### DATA SHOWN
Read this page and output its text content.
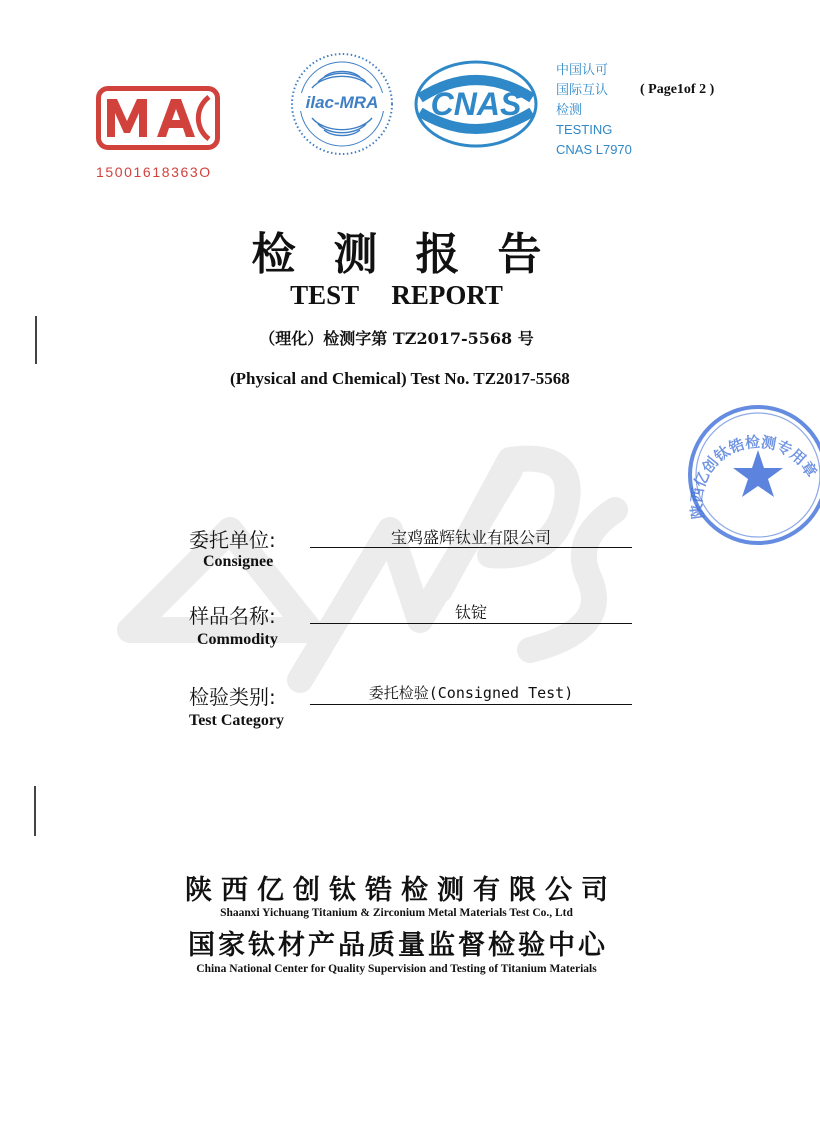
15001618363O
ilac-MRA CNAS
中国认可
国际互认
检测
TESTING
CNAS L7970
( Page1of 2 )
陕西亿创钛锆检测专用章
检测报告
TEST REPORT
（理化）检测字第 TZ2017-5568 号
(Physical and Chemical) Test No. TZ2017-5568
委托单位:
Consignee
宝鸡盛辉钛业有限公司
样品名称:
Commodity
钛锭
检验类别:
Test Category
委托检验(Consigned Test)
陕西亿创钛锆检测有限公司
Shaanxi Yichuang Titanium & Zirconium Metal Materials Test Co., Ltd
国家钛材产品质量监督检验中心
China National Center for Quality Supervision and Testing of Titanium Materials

### REQUIRED WORK
Give an exact copy of the material, leaving out every picture.

### FULL SOLUTION
Read this page and output its text content.
15001618363O
ilac-MRA CNAS
中国认可
国际互认
检测
TESTING
CNAS L7970
( Page1of 2 )
陕西亿创钛锆检测专用章
检测报告
TEST REPORT
（理化）检测字第 TZ2017-5568 号
(Physical and Chemical) Test No. TZ2017-5568
委托单位:
Consignee
宝鸡盛辉钛业有限公司
样品名称:
Commodity
钛锭
检验类别:
Test Category
委托检验(Consigned Test)
陕西亿创钛锆检测有限公司
Shaanxi Yichuang Titanium & Zirconium Metal Materials Test Co., Ltd
国家钛材产品质量监督检验中心
China National Center for Quality Supervision and Testing of Titanium Materials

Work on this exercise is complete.